* Request:
Set down each entry exactly as given; pictures should not appear in the copy.

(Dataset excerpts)
** START **

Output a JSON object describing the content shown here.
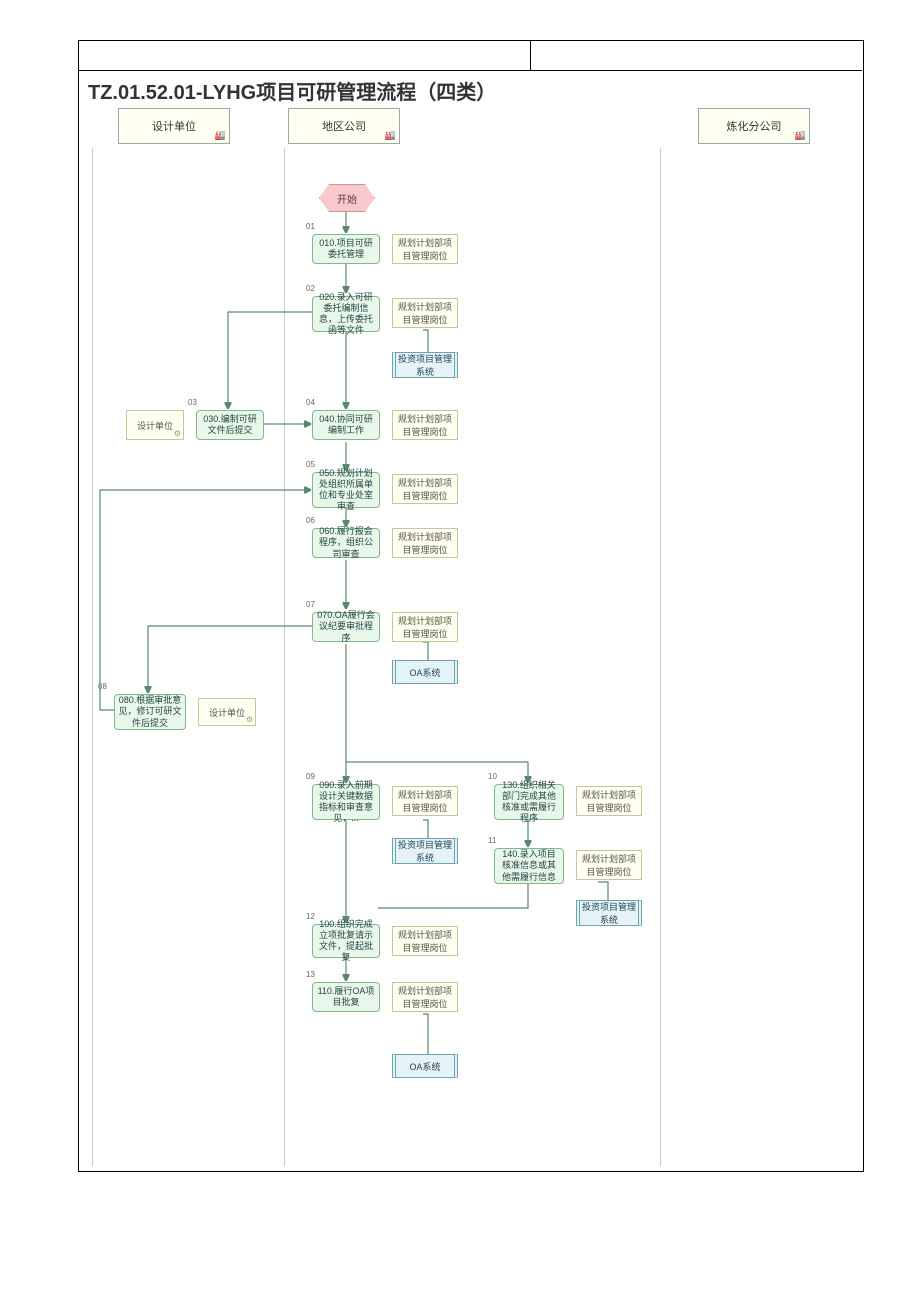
{
  "title": "TZ.01.52.01-LYHG项目可研管理流程（四类）",
  "lanes": {
    "design": "设计单位",
    "region": "地区公司",
    "refinery": "炼化分公司"
  },
  "icons": {
    "lane": "🏭",
    "role": "⚙"
  },
  "start": "开始",
  "role_label": "规划计划部项目管理岗位",
  "design_role": "设计单位",
  "sys": {
    "invest": "投资项目管理系统",
    "oa": "OA系统"
  },
  "steps": {
    "s01": {
      "num": "01",
      "t": "010.项目可研委托管理"
    },
    "s02": {
      "num": "02",
      "t": "020.录入可研委托编制信息，上传委托函等文件"
    },
    "s03": {
      "num": "03",
      "t": "030.编制可研文件后提交"
    },
    "s04": {
      "num": "04",
      "t": "040.协同可研编制工作"
    },
    "s05": {
      "num": "05",
      "t": "050.规划计划处组织所属单位和专业处室审查"
    },
    "s06": {
      "num": "06",
      "t": "060.履行报会程序，组织公司审查"
    },
    "s07": {
      "num": "07",
      "t": "070.OA履行会议纪要审批程序"
    },
    "s08": {
      "num": "08",
      "t": "080.根据审批意见，修订可研文件后提交"
    },
    "s09": {
      "num": "09",
      "t": "090.录入前期设计关键数据指标和审查意见，..."
    },
    "s10": {
      "num": "10",
      "t": "130.组织相关部门完成其他核准或需履行程序"
    },
    "s11": {
      "num": "11",
      "t": "140.录入项目核准信息或其他需履行信息"
    },
    "s12": {
      "num": "12",
      "t": "100.组织完成立项批复请示文件，提起批复"
    },
    "s13": {
      "num": "13",
      "t": "110.履行OA项目批复"
    }
  }
}
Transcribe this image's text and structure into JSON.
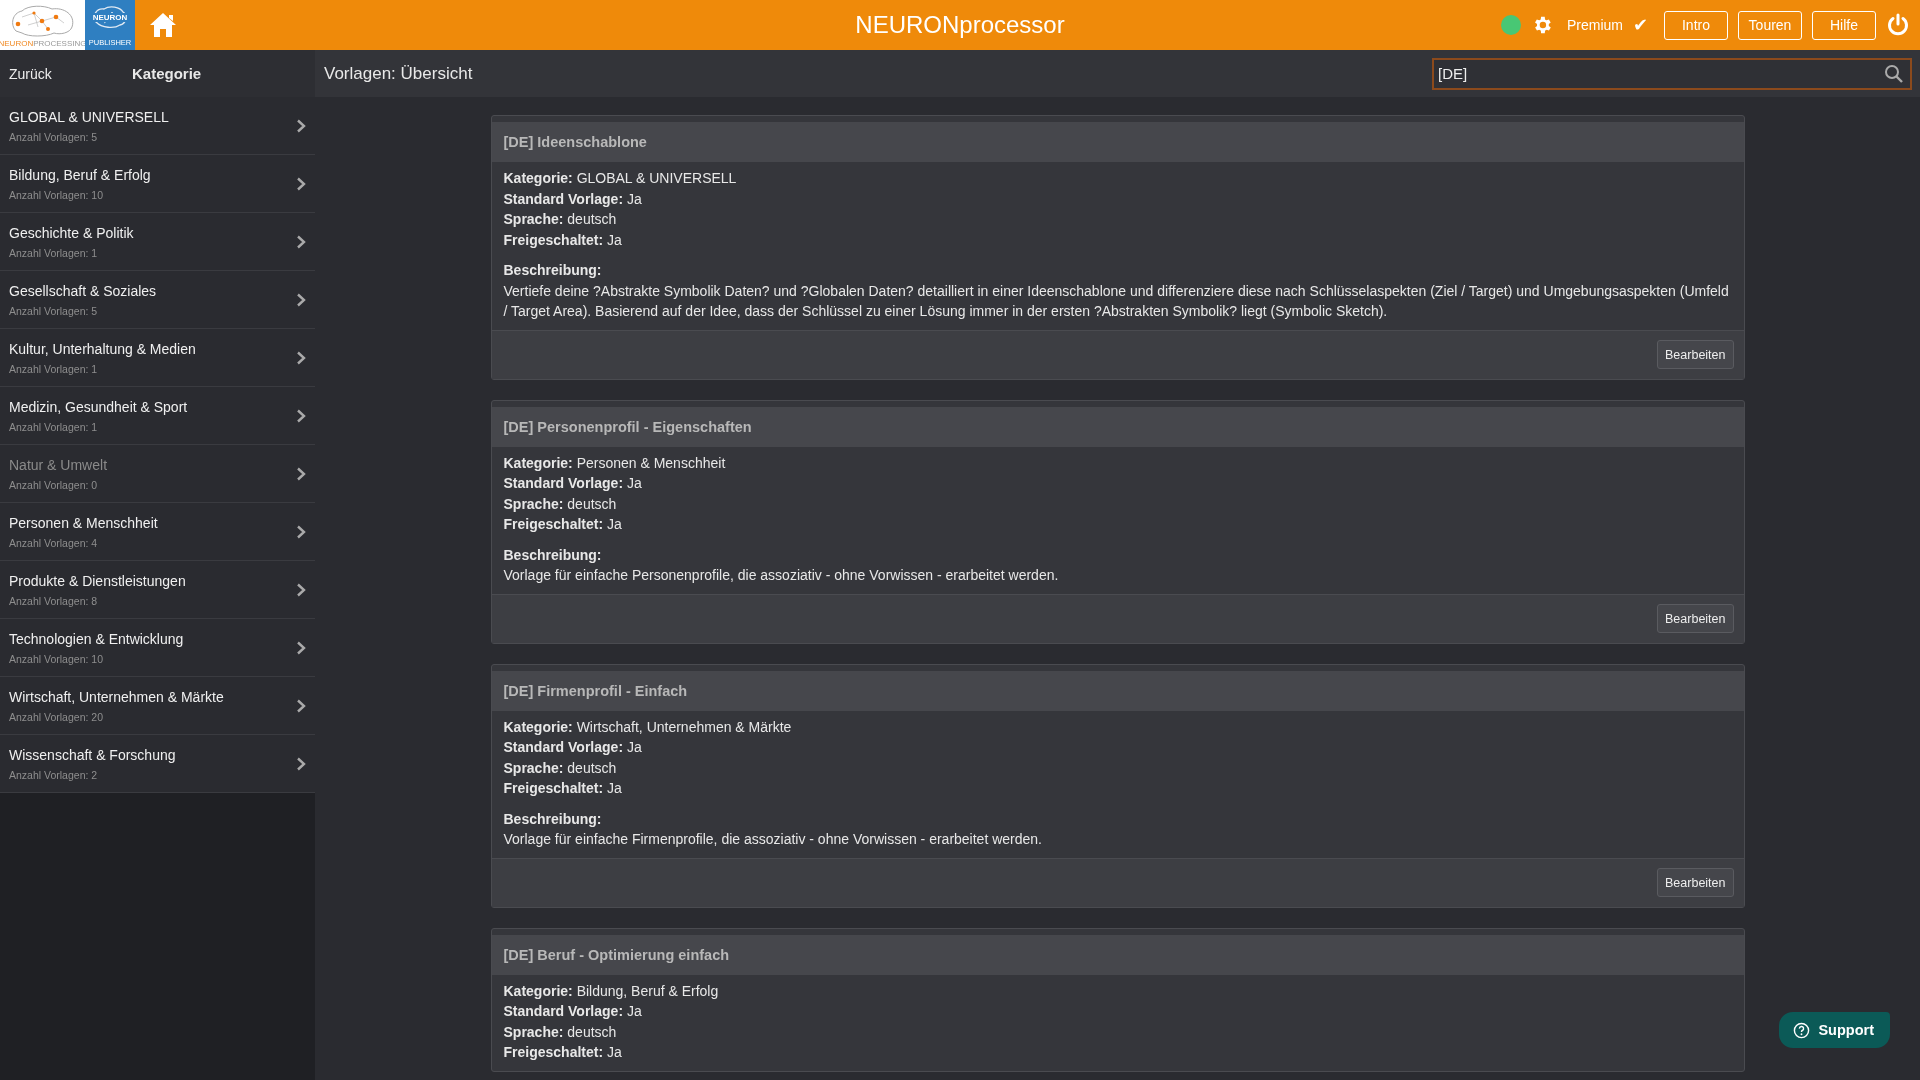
{
  "header": {
    "logo": {
      "part1": "NEURON",
      "part2": "PROCESSING"
    },
    "publisher_logo": {
      "brand": "NEURON",
      "caption": "PUBLISHER"
    },
    "title": "NEURONprocessor",
    "status": {
      "color": "#48c774"
    },
    "premium": {
      "label": "Premium",
      "mark": "✔"
    },
    "buttons": [
      "Intro",
      "Touren",
      "Hilfe"
    ]
  },
  "subheader": {
    "back": "Zurück",
    "category_heading": "Kategorie",
    "page_title": "Vorlagen: Übersicht",
    "search": {
      "value": "[DE]"
    }
  },
  "categories": [
    {
      "name": "GLOBAL & UNIVERSELL",
      "count": "Anzahl Vorlagen: 5",
      "disabled": false
    },
    {
      "name": "Bildung, Beruf & Erfolg",
      "count": "Anzahl Vorlagen: 10",
      "disabled": false
    },
    {
      "name": "Geschichte & Politik",
      "count": "Anzahl Vorlagen: 1",
      "disabled": false
    },
    {
      "name": "Gesellschaft & Soziales",
      "count": "Anzahl Vorlagen: 5",
      "disabled": false
    },
    {
      "name": "Kultur, Unterhaltung & Medien",
      "count": "Anzahl Vorlagen: 1",
      "disabled": false
    },
    {
      "name": "Medizin, Gesundheit & Sport",
      "count": "Anzahl Vorlagen: 1",
      "disabled": false
    },
    {
      "name": "Natur & Umwelt",
      "count": "Anzahl Vorlagen: 0",
      "disabled": true
    },
    {
      "name": "Personen & Menschheit",
      "count": "Anzahl Vorlagen: 4",
      "disabled": false
    },
    {
      "name": "Produkte & Dienstleistungen",
      "count": "Anzahl Vorlagen: 8",
      "disabled": false
    },
    {
      "name": "Technologien & Entwicklung",
      "count": "Anzahl Vorlagen: 10",
      "disabled": false
    },
    {
      "name": "Wirtschaft, Unternehmen & Märkte",
      "count": "Anzahl Vorlagen: 20",
      "disabled": false
    },
    {
      "name": "Wissenschaft & Forschung",
      "count": "Anzahl Vorlagen: 2",
      "disabled": false
    }
  ],
  "templates": [
    {
      "title": "[DE] Ideenschablone",
      "fields": [
        {
          "label": "Kategorie:",
          "value": "GLOBAL & UNIVERSELL"
        },
        {
          "label": "Standard Vorlage:",
          "value": "Ja"
        },
        {
          "label": "Sprache:",
          "value": "deutsch"
        },
        {
          "label": "Freigeschaltet:",
          "value": "Ja"
        }
      ],
      "description_label": "Beschreibung:",
      "description": "Vertiefe deine ?Abstrakte Symbolik Daten? und ?Globalen Daten? detailliert in einer Ideenschablone und differenziere diese nach Schlüsselaspekten (Ziel / Target) und Umgebungsaspekten (Umfeld / Target Area). Basierend auf der Idee, dass der Schlüssel zu einer Lösung immer in der ersten ?Abstrakten Symbolik? liegt (Symbolic Sketch).",
      "button": "Bearbeiten"
    },
    {
      "title": "[DE] Personenprofil - Eigenschaften",
      "fields": [
        {
          "label": "Kategorie:",
          "value": "Personen & Menschheit"
        },
        {
          "label": "Standard Vorlage:",
          "value": "Ja"
        },
        {
          "label": "Sprache:",
          "value": "deutsch"
        },
        {
          "label": "Freigeschaltet:",
          "value": "Ja"
        }
      ],
      "description_label": "Beschreibung:",
      "description": "Vorlage für einfache Personenprofile, die assoziativ - ohne Vorwissen - erarbeitet werden.",
      "button": "Bearbeiten"
    },
    {
      "title": "[DE] Firmenprofil - Einfach",
      "fields": [
        {
          "label": "Kategorie:",
          "value": "Wirtschaft, Unternehmen & Märkte"
        },
        {
          "label": "Standard Vorlage:",
          "value": "Ja"
        },
        {
          "label": "Sprache:",
          "value": "deutsch"
        },
        {
          "label": "Freigeschaltet:",
          "value": "Ja"
        }
      ],
      "description_label": "Beschreibung:",
      "description": "Vorlage für einfache Firmenprofile, die assoziativ - ohne Vorwissen - erarbeitet werden.",
      "button": "Bearbeiten"
    },
    {
      "title": "[DE] Beruf - Optimierung einfach",
      "fields": [
        {
          "label": "Kategorie:",
          "value": "Bildung, Beruf & Erfolg"
        },
        {
          "label": "Standard Vorlage:",
          "value": "Ja"
        },
        {
          "label": "Sprache:",
          "value": "deutsch"
        },
        {
          "label": "Freigeschaltet:",
          "value": "Ja"
        }
      ]
    }
  ],
  "support": {
    "label": "Support"
  }
}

** END **

* Solution to this exercise:
Output a JSON object describing the content shown here.
{
  "title": "TZ.01.52.01-LYHG项目可研管理流程（四类）",
  "lanes": {
    "design": "设计单位",
    "region": "地区公司",
    "refinery": "炼化分公司"
  },
  "icons": {
    "lane": "🏭",
    "role": "⚙"
  },
  "start": "开始",
  "role_label": "规划计划部项目管理岗位",
  "design_role": "设计单位",
  "sys": {
    "invest": "投资项目管理系统",
    "oa": "OA系统"
  },
  "steps": {
    "s01": {
      "num": "01",
      "t": "010.项目可研委托管理"
    },
    "s02": {
      "num": "02",
      "t": "020.录入可研委托编制信息，上传委托函等文件"
    },
    "s03": {
      "num": "03",
      "t": "030.编制可研文件后提交"
    },
    "s04": {
      "num": "04",
      "t": "040.协同可研编制工作"
    },
    "s05": {
      "num": "05",
      "t": "050.规划计划处组织所属单位和专业处室审查"
    },
    "s06": {
      "num": "06",
      "t": "060.履行报会程序，组织公司审查"
    },
    "s07": {
      "num": "07",
      "t": "070.OA履行会议纪要审批程序"
    },
    "s08": {
      "num": "08",
      "t": "080.根据审批意见，修订可研文件后提交"
    },
    "s09": {
      "num": "09",
      "t": "090.录入前期设计关键数据指标和审查意见，..."
    },
    "s10": {
      "num": "10",
      "t": "130.组织相关部门完成其他核准或需履行程序"
    },
    "s11": {
      "num": "11",
      "t": "140.录入项目核准信息或其他需履行信息"
    },
    "s12": {
      "num": "12",
      "t": "100.组织完成立项批复请示文件，提起批复"
    },
    "s13": {
      "num": "13",
      "t": "110.履行OA项目批复"
    }
  }
}
Transcribe this image's text and structure into JSON.
{
  "header": {
    "logo": {
      "part1": "NEURON",
      "part2": "PROCESSING"
    },
    "publisher_logo": {
      "brand": "NEURON",
      "caption": "PUBLISHER"
    },
    "title": "NEURONprocessor",
    "status": {
      "color": "#48c774"
    },
    "premium": {
      "label": "Premium",
      "mark": "✔"
    },
    "buttons": [
      "Intro",
      "Touren",
      "Hilfe"
    ]
  },
  "subheader": {
    "back": "Zurück",
    "category_heading": "Kategorie",
    "page_title": "Vorlagen: Übersicht",
    "search": {
      "value": "[DE]"
    }
  },
  "categories": [
    {
      "name": "GLOBAL & UNIVERSELL",
      "count": "Anzahl Vorlagen: 5",
      "disabled": false
    },
    {
      "name": "Bildung, Beruf & Erfolg",
      "count": "Anzahl Vorlagen: 10",
      "disabled": false
    },
    {
      "name": "Geschichte & Politik",
      "count": "Anzahl Vorlagen: 1",
      "disabled": false
    },
    {
      "name": "Gesellschaft & Soziales",
      "count": "Anzahl Vorlagen: 5",
      "disabled": false
    },
    {
      "name": "Kultur, Unterhaltung & Medien",
      "count": "Anzahl Vorlagen: 1",
      "disabled": false
    },
    {
      "name": "Medizin, Gesundheit & Sport",
      "count": "Anzahl Vorlagen: 1",
      "disabled": false
    },
    {
      "name": "Natur & Umwelt",
      "count": "Anzahl Vorlagen: 0",
      "disabled": true
    },
    {
      "name": "Personen & Menschheit",
      "count": "Anzahl Vorlagen: 4",
      "disabled": false
    },
    {
      "name": "Produkte & Dienstleistungen",
      "count": "Anzahl Vorlagen: 8",
      "disabled": false
    },
    {
      "name": "Technologien & Entwicklung",
      "count": "Anzahl Vorlagen: 10",
      "disabled": false
    },
    {
      "name": "Wirtschaft, Unternehmen & Märkte",
      "count": "Anzahl Vorlagen: 20",
      "disabled": false
    },
    {
      "name": "Wissenschaft & Forschung",
      "count": "Anzahl Vorlagen: 2",
      "disabled": false
    }
  ],
  "templates": [
    {
      "title": "[DE] Ideenschablone",
      "fields": [
        {
          "label": "Kategorie:",
          "value": "GLOBAL & UNIVERSELL"
        },
        {
          "label": "Standard Vorlage:",
          "value": "Ja"
        },
        {
          "label": "Sprache:",
          "value": "deutsch"
        },
        {
          "label": "Freigeschaltet:",
          "value": "Ja"
        }
      ],
      "description_label": "Beschreibung:",
      "description": "Vertiefe deine ?Abstrakte Symbolik Daten? und ?Globalen Daten? detailliert in einer Ideenschablone und differenziere diese nach Schlüsselaspekten (Ziel / Target) und Umgebungsaspekten (Umfeld / Target Area). Basierend auf der Idee, dass der Schlüssel zu einer Lösung immer in der ersten ?Abstrakten Symbolik? liegt (Symbolic Sketch).",
      "button": "Bearbeiten"
    },
    {
      "title": "[DE] Personenprofil - Eigenschaften",
      "fields": [
        {
          "label": "Kategorie:",
          "value": "Personen & Menschheit"
        },
        {
          "label": "Standard Vorlage:",
          "value": "Ja"
        },
        {
          "label": "Sprache:",
          "value": "deutsch"
        },
        {
          "label": "Freigeschaltet:",
          "value": "Ja"
        }
      ],
      "description_label": "Beschreibung:",
      "description": "Vorlage für einfache Personenprofile, die assoziativ - ohne Vorwissen - erarbeitet werden.",
      "button": "Bearbeiten"
    },
    {
      "title": "[DE] Firmenprofil - Einfach",
      "fields": [
        {
          "label": "Kategorie:",
          "value": "Wirtschaft, Unternehmen & Märkte"
        },
        {
          "label": "Standard Vorlage:",
          "value": "Ja"
        },
        {
          "label": "Sprache:",
          "value": "deutsch"
        },
        {
          "label": "Freigeschaltet:",
          "value": "Ja"
        }
      ],
      "description_label": "Beschreibung:",
      "description": "Vorlage für einfache Firmenprofile, die assoziativ - ohne Vorwissen - erarbeitet werden.",
      "button": "Bearbeiten"
    },
    {
      "title": "[DE] Beruf - Optimierung einfach",
      "fields": [
        {
          "label": "Kategorie:",
          "value": "Bildung, Beruf & Erfolg"
        },
        {
          "label": "Standard Vorlage:",
          "value": "Ja"
        },
        {
          "label": "Sprache:",
          "value": "deutsch"
        },
        {
          "label": "Freigeschaltet:",
          "value": "Ja"
        }
      ]
    }
  ],
  "support": {
    "label": "Support"
  }
}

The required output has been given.